> _PROMPT_: Any picture among the records should be left out, please; retype the rest exactly.

> _DATA FOR PROCESSING_:
----
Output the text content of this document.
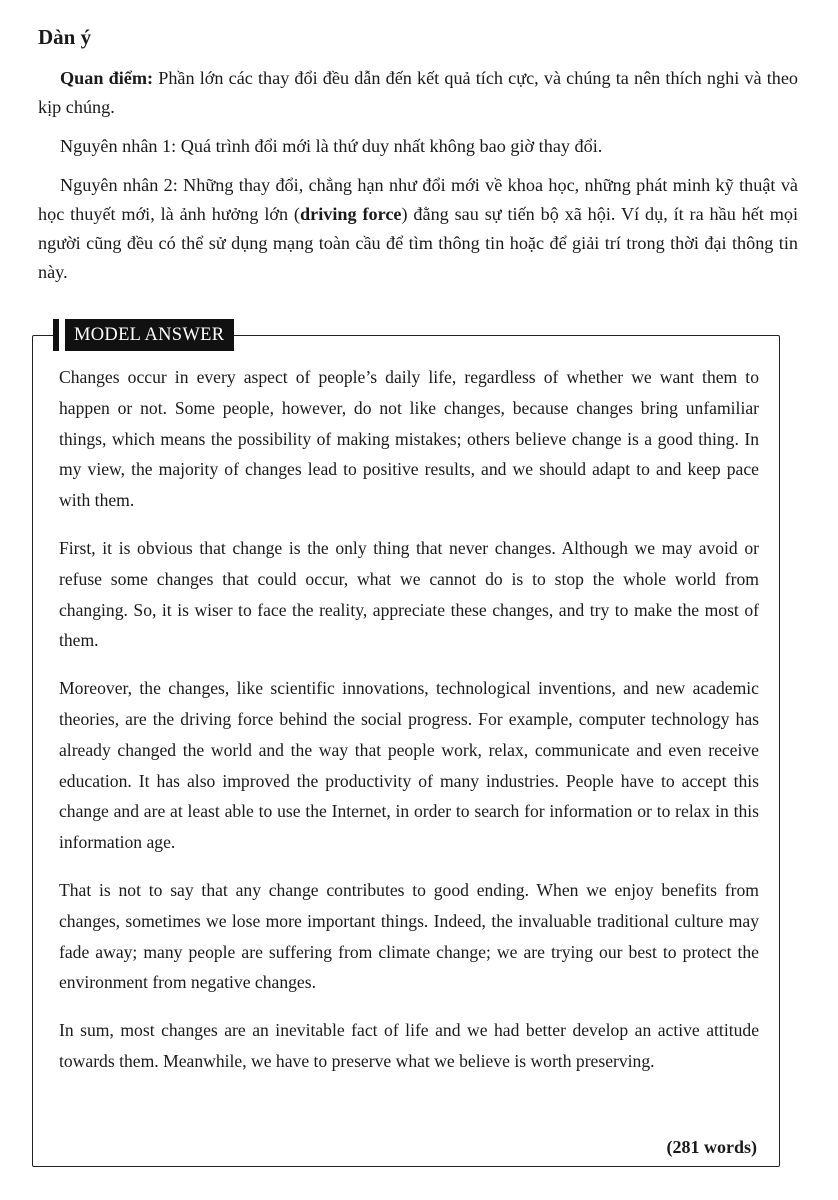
Dàn ý

Quan điểm: Phần lớn các thay đổi đều dẫn đến kết quả tích cực, và chúng ta nên thích nghi và theo kịp chúng.

Nguyên nhân 1: Quá trình đổi mới là thứ duy nhất không bao giờ thay đổi.

Nguyên nhân 2: Những thay đổi, chẳng hạn như đổi mới về khoa học, những phát minh kỹ thuật và học thuyết mới, là ảnh hưởng lớn (driving force) đằng sau sự tiến bộ xã hội. Ví dụ, ít ra hầu hết mọi người cũng đều có thể sử dụng mạng toàn cầu để tìm thông tin hoặc để giải trí trong thời đại thông tin này.

MODEL ANSWER

Changes occur in every aspect of people’s daily life, regardless of whether we want them to happen or not. Some people, however, do not like changes, because changes bring unfamiliar things, which means the possibility of making mistakes; others believe change is a good thing. In my view, the majority of changes lead to positive results, and we should adapt to and keep pace with them.

First, it is obvious that change is the only thing that never changes. Although we may avoid or refuse some changes that could occur, what we cannot do is to stop the whole world from changing. So, it is wiser to face the reality, appreciate these changes, and try to make the most of them.

Moreover, the changes, like scientific innovations, technological inventions, and new academic theories, are the driving force behind the social progress. For example, computer technology has already changed the world and the way that people work, relax, communicate and even receive education. It has also improved the productivity of many industries. People have to accept this change and are at least able to use the Internet, in order to search for information or to relax in this information age.

That is not to say that any change contributes to good ending. When we enjoy benefits from changes, sometimes we lose more important things. Indeed, the invaluable traditional culture may fade away; many people are suffering from climate change; we are trying our best to protect the environment from negative changes.

In sum, most changes are an inevitable fact of life and we had better develop an active attitude towards them. Meanwhile, we have to preserve what we believe is worth preserving.

(281 words)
----
> _FINISHED TASK_:
Output the text content of this document.
Dàn ý

Quan điểm: Phần lớn các thay đổi đều dẫn đến kết quả tích cực, và chúng ta nên thích nghi và theo kịp chúng.

Nguyên nhân 1: Quá trình đổi mới là thứ duy nhất không bao giờ thay đổi.

Nguyên nhân 2: Những thay đổi, chẳng hạn như đổi mới về khoa học, những phát minh kỹ thuật và học thuyết mới, là ảnh hưởng lớn (driving force) đằng sau sự tiến bộ xã hội. Ví dụ, ít ra hầu hết mọi người cũng đều có thể sử dụng mạng toàn cầu để tìm thông tin hoặc để giải trí trong thời đại thông tin này.

MODEL ANSWER

Changes occur in every aspect of people’s daily life, regardless of whether we want them to happen or not. Some people, however, do not like changes, because changes bring unfamiliar things, which means the possibility of making mistakes; others believe change is a good thing. In my view, the majority of changes lead to positive results, and we should adapt to and keep pace with them.

First, it is obvious that change is the only thing that never changes. Although we may avoid or refuse some changes that could occur, what we cannot do is to stop the whole world from changing. So, it is wiser to face the reality, appreciate these changes, and try to make the most of them.

Moreover, the changes, like scientific innovations, technological inventions, and new academic theories, are the driving force behind the social progress. For example, computer technology has already changed the world and the way that people work, relax, communicate and even receive education. It has also improved the productivity of many industries. People have to accept this change and are at least able to use the Internet, in order to search for information or to relax in this information age.

That is not to say that any change contributes to good ending. When we enjoy benefits from changes, sometimes we lose more important things. Indeed, the invaluable traditional culture may fade away; many people are suffering from climate change; we are trying our best to protect the environment from negative changes.

In sum, most changes are an inevitable fact of life and we had better develop an active attitude towards them. Meanwhile, we have to preserve what we believe is worth preserving.

(281 words)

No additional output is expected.